PROVIDED RECORDS:
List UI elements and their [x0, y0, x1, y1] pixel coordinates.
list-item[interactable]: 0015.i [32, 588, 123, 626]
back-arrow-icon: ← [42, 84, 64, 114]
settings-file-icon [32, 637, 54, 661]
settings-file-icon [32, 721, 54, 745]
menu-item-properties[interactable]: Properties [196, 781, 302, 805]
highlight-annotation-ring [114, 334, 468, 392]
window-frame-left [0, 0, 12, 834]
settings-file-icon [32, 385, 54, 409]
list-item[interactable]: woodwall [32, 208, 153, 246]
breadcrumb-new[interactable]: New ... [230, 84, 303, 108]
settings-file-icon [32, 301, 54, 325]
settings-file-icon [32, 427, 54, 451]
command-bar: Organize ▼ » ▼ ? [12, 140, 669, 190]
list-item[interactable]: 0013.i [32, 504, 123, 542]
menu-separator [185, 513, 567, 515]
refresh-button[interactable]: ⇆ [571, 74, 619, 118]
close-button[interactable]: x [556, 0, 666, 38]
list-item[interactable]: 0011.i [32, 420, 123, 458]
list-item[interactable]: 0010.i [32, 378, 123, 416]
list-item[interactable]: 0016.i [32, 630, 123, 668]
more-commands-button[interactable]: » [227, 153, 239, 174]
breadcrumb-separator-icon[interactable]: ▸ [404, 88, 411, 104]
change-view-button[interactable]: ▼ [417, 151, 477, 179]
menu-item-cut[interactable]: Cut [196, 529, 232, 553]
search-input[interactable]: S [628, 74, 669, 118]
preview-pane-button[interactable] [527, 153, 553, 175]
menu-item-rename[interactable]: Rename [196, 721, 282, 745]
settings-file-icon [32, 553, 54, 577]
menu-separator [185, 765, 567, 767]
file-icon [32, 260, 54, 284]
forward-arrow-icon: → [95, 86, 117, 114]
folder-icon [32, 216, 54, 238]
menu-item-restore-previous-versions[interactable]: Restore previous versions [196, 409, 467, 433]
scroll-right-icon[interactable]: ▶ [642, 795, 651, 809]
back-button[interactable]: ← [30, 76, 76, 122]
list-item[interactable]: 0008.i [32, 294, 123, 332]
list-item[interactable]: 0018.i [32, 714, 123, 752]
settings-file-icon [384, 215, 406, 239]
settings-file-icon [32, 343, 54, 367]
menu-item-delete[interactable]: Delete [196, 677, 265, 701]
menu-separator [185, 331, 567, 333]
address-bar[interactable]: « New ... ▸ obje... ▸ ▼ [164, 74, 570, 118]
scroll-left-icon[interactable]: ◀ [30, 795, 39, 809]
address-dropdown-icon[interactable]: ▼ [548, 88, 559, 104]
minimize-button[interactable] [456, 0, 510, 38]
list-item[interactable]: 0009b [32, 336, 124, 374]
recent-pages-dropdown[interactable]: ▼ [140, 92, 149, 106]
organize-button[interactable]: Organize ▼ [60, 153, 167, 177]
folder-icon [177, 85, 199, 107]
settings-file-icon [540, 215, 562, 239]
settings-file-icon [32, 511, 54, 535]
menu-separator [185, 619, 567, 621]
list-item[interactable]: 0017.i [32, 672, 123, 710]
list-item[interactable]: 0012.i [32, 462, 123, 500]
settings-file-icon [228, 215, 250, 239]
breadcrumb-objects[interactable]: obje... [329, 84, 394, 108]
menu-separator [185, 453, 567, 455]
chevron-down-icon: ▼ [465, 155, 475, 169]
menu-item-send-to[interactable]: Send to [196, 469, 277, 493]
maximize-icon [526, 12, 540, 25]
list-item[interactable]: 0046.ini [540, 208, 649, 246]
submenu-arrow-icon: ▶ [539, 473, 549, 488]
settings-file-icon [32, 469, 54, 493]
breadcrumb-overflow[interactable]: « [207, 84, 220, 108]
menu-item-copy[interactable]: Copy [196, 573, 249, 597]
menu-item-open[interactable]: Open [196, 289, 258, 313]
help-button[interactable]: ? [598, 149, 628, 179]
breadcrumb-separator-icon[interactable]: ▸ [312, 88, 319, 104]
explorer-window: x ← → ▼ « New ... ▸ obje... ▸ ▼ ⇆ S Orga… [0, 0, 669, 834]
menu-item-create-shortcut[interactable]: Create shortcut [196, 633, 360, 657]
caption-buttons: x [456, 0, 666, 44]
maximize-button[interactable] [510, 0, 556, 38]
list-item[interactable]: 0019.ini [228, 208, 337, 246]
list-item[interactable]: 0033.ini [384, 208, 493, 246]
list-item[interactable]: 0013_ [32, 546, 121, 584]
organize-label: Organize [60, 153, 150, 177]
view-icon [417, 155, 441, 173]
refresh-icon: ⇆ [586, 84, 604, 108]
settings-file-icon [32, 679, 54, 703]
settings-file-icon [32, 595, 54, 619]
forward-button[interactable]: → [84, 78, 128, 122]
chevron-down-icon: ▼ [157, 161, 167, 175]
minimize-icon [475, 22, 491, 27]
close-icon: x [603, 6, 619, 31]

WHAT IS ASKED: Copy all of the items above word for word, keeping every line in its original order.

EXERCISE RESPONSE:
List UI elements and their [x0, y0, x1, y1] pixel coordinates.
list-item[interactable]: 0015.i [32, 588, 123, 626]
back-arrow-icon: ← [42, 84, 64, 114]
settings-file-icon [32, 637, 54, 661]
settings-file-icon [32, 721, 54, 745]
menu-item-properties[interactable]: Properties [196, 781, 302, 805]
highlight-annotation-ring [114, 334, 468, 392]
window-frame-left [0, 0, 12, 834]
settings-file-icon [32, 385, 54, 409]
list-item[interactable]: woodwall [32, 208, 153, 246]
breadcrumb-new[interactable]: New ... [230, 84, 303, 108]
settings-file-icon [32, 301, 54, 325]
settings-file-icon [32, 427, 54, 451]
command-bar: Organize ▼ » ▼ ? [12, 140, 669, 190]
list-item[interactable]: 0013.i [32, 504, 123, 542]
menu-separator [185, 513, 567, 515]
refresh-button[interactable]: ⇆ [571, 74, 619, 118]
close-button[interactable]: x [556, 0, 666, 38]
list-item[interactable]: 0011.i [32, 420, 123, 458]
list-item[interactable]: 0010.i [32, 378, 123, 416]
list-item[interactable]: 0016.i [32, 630, 123, 668]
more-commands-button[interactable]: » [227, 153, 239, 174]
breadcrumb-separator-icon[interactable]: ▸ [404, 88, 411, 104]
change-view-button[interactable]: ▼ [417, 151, 477, 179]
menu-item-cut[interactable]: Cut [196, 529, 232, 553]
search-input[interactable]: S [628, 74, 669, 118]
preview-pane-button[interactable] [527, 153, 553, 175]
menu-item-rename[interactable]: Rename [196, 721, 282, 745]
settings-file-icon [32, 553, 54, 577]
menu-separator [185, 765, 567, 767]
file-icon [32, 260, 54, 284]
forward-arrow-icon: → [95, 86, 117, 114]
folder-icon [32, 216, 54, 238]
menu-item-restore-previous-versions[interactable]: Restore previous versions [196, 409, 467, 433]
scroll-right-icon[interactable]: ▶ [642, 795, 651, 809]
back-button[interactable]: ← [30, 76, 76, 122]
list-item[interactable]: 0008.i [32, 294, 123, 332]
list-item[interactable]: 0018.i [32, 714, 123, 752]
settings-file-icon [384, 215, 406, 239]
settings-file-icon [32, 343, 54, 367]
menu-item-delete[interactable]: Delete [196, 677, 265, 701]
menu-separator [185, 331, 567, 333]
address-bar[interactable]: « New ... ▸ obje... ▸ ▼ [164, 74, 570, 118]
scroll-left-icon[interactable]: ◀ [30, 795, 39, 809]
address-dropdown-icon[interactable]: ▼ [548, 88, 559, 104]
minimize-button[interactable] [456, 0, 510, 38]
list-item[interactable]: 0009b [32, 336, 124, 374]
recent-pages-dropdown[interactable]: ▼ [140, 92, 149, 106]
organize-button[interactable]: Organize ▼ [60, 153, 167, 177]
folder-icon [177, 85, 199, 107]
settings-file-icon [540, 215, 562, 239]
settings-file-icon [32, 511, 54, 535]
menu-separator [185, 619, 567, 621]
list-item[interactable]: 0017.i [32, 672, 123, 710]
list-item[interactable]: 0012.i [32, 462, 123, 500]
settings-file-icon [228, 215, 250, 239]
breadcrumb-objects[interactable]: obje... [329, 84, 394, 108]
menu-separator [185, 453, 567, 455]
chevron-down-icon: ▼ [465, 155, 475, 169]
menu-item-send-to[interactable]: Send to [196, 469, 277, 493]
maximize-icon [526, 12, 540, 25]
list-item[interactable]: 0046.ini [540, 208, 649, 246]
submenu-arrow-icon: ▶ [539, 473, 549, 488]
settings-file-icon [32, 469, 54, 493]
breadcrumb-overflow[interactable]: « [207, 84, 220, 108]
menu-item-copy[interactable]: Copy [196, 573, 249, 597]
menu-item-open[interactable]: Open [196, 289, 258, 313]
help-button[interactable]: ? [598, 149, 628, 179]
breadcrumb-separator-icon[interactable]: ▸ [312, 88, 319, 104]
explorer-window: x ← → ▼ « New ... ▸ obje... ▸ ▼ ⇆ S Orga… [0, 0, 669, 834]
menu-item-create-shortcut[interactable]: Create shortcut [196, 633, 360, 657]
caption-buttons: x [456, 0, 666, 44]
maximize-button[interactable] [510, 0, 556, 38]
list-item[interactable]: 0019.ini [228, 208, 337, 246]
list-item[interactable]: 0033.ini [384, 208, 493, 246]
list-item[interactable]: 0013_ [32, 546, 121, 584]
organize-label: Organize [60, 153, 150, 177]
view-icon [417, 155, 441, 173]
refresh-icon: ⇆ [586, 84, 604, 108]
settings-file-icon [32, 679, 54, 703]
settings-file-icon [32, 595, 54, 619]
forward-button[interactable]: → [84, 78, 128, 122]
chevron-down-icon: ▼ [157, 161, 167, 175]
minimize-icon [475, 22, 491, 27]
close-icon: x [603, 6, 619, 31]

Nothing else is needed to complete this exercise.